▸ YOUR TASK:
Which lines hold the word "molécula"? Copy each one.

▸ DATA EXTRACT:
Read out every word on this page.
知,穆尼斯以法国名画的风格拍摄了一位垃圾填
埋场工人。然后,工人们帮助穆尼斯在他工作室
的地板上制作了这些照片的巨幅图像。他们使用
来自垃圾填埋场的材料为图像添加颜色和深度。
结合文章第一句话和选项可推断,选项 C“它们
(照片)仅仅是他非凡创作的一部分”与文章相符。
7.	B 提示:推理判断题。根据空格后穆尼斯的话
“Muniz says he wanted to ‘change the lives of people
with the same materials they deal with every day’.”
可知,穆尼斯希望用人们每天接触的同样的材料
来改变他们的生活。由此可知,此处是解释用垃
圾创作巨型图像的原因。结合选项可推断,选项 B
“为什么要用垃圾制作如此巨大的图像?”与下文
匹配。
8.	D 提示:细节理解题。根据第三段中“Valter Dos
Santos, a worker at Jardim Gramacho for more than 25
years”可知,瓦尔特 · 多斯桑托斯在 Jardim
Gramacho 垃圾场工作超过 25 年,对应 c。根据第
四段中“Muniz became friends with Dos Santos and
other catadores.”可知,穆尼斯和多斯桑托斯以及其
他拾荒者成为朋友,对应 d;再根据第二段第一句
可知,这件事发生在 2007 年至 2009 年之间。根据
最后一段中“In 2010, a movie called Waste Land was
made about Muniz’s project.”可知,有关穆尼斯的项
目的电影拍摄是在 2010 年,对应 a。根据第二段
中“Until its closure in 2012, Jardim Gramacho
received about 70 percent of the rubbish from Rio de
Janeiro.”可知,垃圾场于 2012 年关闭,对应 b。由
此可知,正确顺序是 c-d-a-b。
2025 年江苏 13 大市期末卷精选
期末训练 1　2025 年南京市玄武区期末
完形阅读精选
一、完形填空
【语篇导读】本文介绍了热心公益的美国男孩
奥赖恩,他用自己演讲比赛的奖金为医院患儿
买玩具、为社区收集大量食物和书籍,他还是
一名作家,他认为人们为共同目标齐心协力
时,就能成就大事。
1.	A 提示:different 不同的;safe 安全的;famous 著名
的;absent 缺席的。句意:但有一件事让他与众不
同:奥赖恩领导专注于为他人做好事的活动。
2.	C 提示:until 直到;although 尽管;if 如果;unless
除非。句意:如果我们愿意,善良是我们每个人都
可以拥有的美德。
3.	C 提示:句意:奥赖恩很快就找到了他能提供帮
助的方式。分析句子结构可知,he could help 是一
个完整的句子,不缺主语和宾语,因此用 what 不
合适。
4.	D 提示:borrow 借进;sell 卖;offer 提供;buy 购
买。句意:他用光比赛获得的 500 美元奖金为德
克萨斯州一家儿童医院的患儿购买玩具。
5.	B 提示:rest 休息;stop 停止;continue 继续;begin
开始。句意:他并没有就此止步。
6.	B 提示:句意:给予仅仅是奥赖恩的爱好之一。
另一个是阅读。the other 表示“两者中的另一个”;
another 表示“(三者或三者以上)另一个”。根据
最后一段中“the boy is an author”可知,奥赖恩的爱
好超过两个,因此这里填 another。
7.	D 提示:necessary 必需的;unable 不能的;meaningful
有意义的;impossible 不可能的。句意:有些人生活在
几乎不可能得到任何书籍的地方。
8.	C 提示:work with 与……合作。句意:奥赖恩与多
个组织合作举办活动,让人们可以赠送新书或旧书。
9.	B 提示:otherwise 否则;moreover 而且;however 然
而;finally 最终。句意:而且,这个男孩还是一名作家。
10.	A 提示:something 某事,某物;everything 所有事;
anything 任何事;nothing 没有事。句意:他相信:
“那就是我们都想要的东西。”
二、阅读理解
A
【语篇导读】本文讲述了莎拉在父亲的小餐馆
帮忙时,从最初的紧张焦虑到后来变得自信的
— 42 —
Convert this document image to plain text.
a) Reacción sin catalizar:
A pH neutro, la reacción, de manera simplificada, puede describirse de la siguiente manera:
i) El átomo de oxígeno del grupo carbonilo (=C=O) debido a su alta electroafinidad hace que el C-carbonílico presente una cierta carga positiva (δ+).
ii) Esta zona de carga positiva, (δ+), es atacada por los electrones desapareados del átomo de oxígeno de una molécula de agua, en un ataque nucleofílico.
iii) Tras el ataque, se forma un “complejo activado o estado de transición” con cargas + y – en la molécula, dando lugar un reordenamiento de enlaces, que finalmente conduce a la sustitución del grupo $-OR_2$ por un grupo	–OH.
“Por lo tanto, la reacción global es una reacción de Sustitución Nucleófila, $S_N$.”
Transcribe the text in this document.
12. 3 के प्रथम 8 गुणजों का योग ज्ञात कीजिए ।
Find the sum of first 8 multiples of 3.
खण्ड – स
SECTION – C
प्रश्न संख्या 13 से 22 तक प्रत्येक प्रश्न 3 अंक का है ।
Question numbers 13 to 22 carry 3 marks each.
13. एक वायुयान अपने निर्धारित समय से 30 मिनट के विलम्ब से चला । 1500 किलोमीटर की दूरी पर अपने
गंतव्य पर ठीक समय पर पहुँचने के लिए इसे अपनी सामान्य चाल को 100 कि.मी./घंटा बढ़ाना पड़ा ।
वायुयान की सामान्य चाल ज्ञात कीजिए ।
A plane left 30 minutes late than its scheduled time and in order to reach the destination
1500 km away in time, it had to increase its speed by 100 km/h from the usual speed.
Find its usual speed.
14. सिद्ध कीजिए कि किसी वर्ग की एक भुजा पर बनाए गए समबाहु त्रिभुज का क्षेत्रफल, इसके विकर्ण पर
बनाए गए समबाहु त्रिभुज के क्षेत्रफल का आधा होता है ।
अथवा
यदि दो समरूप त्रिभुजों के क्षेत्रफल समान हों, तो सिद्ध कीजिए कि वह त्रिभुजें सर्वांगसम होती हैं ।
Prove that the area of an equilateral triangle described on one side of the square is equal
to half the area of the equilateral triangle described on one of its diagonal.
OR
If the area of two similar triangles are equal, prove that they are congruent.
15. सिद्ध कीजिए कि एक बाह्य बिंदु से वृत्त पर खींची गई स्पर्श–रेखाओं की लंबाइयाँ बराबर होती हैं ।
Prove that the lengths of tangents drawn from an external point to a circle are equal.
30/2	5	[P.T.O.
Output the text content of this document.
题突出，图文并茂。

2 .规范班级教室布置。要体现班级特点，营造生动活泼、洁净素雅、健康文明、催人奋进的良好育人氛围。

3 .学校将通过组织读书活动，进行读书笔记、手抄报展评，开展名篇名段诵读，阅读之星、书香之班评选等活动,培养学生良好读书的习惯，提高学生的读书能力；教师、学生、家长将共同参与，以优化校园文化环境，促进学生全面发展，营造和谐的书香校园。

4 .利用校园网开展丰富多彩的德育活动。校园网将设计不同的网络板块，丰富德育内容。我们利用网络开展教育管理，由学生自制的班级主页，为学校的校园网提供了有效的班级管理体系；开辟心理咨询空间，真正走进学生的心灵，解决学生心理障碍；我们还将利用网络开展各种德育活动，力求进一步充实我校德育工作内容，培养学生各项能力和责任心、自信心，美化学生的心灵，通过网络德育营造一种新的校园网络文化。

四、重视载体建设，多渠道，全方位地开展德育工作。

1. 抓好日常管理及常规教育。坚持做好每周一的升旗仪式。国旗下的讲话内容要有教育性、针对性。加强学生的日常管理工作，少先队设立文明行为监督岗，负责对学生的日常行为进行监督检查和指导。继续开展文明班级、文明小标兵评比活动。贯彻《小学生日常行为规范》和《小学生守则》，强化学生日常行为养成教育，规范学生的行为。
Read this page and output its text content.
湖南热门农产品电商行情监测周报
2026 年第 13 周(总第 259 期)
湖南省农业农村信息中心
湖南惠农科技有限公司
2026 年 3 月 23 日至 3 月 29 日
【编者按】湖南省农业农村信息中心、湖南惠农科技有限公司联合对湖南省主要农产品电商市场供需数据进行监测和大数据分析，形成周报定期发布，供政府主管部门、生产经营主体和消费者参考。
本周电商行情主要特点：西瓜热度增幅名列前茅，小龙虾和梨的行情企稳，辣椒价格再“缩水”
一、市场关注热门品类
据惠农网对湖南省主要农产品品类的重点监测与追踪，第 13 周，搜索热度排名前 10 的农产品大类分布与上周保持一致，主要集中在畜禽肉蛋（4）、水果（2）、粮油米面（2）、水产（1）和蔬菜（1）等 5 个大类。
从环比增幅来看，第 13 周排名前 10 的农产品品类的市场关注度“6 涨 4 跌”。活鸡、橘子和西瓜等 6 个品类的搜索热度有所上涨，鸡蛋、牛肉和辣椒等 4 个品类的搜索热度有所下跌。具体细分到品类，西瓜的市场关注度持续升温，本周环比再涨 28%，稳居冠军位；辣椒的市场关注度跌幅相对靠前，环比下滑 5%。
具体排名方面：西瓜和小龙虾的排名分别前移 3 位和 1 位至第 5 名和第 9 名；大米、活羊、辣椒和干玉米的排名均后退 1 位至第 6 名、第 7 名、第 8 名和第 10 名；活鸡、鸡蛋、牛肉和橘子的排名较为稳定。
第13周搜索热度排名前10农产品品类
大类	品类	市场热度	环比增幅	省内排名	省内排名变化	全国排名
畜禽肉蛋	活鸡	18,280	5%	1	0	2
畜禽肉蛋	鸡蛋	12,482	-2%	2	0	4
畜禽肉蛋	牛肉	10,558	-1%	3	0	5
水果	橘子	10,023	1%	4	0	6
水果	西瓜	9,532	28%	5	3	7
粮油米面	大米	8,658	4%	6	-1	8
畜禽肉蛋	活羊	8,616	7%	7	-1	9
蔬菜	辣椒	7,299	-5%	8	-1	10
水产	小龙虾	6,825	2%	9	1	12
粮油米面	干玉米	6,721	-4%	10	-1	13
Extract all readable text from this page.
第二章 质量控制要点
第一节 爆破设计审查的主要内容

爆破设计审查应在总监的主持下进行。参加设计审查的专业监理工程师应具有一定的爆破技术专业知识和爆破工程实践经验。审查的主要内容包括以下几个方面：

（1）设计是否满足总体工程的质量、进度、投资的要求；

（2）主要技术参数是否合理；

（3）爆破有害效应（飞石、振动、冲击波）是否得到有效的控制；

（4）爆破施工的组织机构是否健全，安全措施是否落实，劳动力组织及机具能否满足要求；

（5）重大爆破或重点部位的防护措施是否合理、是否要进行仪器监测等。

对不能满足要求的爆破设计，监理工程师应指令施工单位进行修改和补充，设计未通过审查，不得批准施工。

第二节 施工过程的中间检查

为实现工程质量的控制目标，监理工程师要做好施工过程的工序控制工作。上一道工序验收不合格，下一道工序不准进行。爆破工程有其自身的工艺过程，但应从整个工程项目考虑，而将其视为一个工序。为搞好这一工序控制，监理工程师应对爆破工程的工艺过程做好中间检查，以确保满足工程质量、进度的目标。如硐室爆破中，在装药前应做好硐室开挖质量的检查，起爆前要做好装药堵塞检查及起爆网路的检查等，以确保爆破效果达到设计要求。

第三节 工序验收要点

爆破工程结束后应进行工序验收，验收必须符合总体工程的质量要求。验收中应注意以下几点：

▸ EXERCISE OUTPUT:
ii) Esta zona de carga positiva, (δ+), es atacada por los electrones desapareados del átomo de oxígeno de una molécula de agua, en un ataque nucleofílico.
iii) Tras el ataque, se forma un “complejo activado o estado de transición” con cargas + y – en la molécula, dando lugar un reordenamiento de enlaces, que finalmente conduce a la sustitución del grupo $-OR_2$ por un grupo	–OH.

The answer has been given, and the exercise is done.